+++ Input records

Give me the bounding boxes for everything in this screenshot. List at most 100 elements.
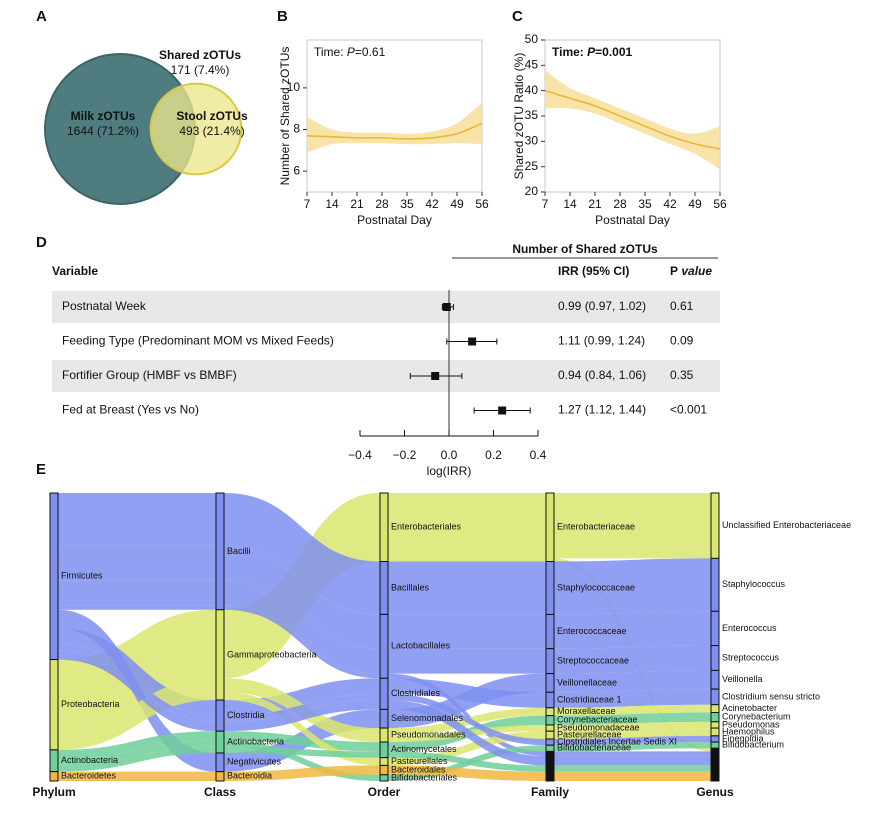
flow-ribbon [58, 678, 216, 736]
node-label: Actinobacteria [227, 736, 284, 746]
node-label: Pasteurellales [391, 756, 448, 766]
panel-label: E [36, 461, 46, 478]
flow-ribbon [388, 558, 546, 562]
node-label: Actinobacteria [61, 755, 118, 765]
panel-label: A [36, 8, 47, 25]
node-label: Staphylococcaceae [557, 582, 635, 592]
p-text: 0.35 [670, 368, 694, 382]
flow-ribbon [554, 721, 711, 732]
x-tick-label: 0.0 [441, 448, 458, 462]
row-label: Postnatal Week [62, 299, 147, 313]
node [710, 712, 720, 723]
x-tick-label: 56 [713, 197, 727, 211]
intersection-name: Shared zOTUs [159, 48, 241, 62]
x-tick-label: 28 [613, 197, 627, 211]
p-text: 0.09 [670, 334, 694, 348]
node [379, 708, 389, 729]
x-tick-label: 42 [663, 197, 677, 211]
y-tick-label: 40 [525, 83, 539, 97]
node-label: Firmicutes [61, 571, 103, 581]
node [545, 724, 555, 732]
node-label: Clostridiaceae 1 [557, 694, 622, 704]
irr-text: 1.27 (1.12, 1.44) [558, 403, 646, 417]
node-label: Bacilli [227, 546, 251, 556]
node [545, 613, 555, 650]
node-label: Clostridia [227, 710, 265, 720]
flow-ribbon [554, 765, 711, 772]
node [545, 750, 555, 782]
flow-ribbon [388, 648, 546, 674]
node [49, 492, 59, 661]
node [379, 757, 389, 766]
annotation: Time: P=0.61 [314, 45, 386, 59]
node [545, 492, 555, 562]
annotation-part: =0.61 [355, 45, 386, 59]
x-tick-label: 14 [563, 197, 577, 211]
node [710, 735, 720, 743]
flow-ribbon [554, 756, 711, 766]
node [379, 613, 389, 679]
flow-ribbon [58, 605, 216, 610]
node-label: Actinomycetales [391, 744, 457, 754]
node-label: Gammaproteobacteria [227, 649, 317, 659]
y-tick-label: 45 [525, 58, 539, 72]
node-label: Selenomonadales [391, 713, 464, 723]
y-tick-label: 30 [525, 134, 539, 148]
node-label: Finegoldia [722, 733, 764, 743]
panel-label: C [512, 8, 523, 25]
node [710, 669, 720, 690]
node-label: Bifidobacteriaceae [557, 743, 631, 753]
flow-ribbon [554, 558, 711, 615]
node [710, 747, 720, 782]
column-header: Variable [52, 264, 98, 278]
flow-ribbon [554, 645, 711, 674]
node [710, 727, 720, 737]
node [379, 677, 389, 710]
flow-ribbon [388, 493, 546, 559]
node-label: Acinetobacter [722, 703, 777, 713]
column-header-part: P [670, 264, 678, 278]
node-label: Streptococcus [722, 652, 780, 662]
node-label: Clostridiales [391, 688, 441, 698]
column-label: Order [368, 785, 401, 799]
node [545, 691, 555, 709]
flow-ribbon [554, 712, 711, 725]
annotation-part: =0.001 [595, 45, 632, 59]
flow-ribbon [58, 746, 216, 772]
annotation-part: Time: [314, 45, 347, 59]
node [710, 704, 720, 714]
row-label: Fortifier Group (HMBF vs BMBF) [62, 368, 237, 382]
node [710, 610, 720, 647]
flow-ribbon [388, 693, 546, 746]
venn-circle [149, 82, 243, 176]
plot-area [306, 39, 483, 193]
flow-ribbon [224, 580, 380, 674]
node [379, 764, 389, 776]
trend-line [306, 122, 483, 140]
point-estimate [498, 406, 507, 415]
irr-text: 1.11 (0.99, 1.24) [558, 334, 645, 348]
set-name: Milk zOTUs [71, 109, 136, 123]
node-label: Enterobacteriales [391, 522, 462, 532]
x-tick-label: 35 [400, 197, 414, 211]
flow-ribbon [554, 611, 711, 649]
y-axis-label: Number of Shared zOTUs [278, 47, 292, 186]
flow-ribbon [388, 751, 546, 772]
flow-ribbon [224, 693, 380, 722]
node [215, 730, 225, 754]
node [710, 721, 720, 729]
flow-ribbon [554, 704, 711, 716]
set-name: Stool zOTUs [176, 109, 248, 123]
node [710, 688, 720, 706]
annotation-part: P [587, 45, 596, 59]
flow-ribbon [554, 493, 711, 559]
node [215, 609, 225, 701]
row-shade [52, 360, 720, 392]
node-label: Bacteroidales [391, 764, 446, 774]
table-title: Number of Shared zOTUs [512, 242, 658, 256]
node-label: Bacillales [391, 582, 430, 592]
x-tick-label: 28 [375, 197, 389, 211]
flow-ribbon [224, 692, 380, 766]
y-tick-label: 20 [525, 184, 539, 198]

++++++

**Directions for this task:** Go through the lines above. Select every one that has the string "Actinobacteria".

**Written answer:**
node-label: Actinobacteria [227, 736, 284, 746]
node-label: Actinobacteria [61, 755, 118, 765]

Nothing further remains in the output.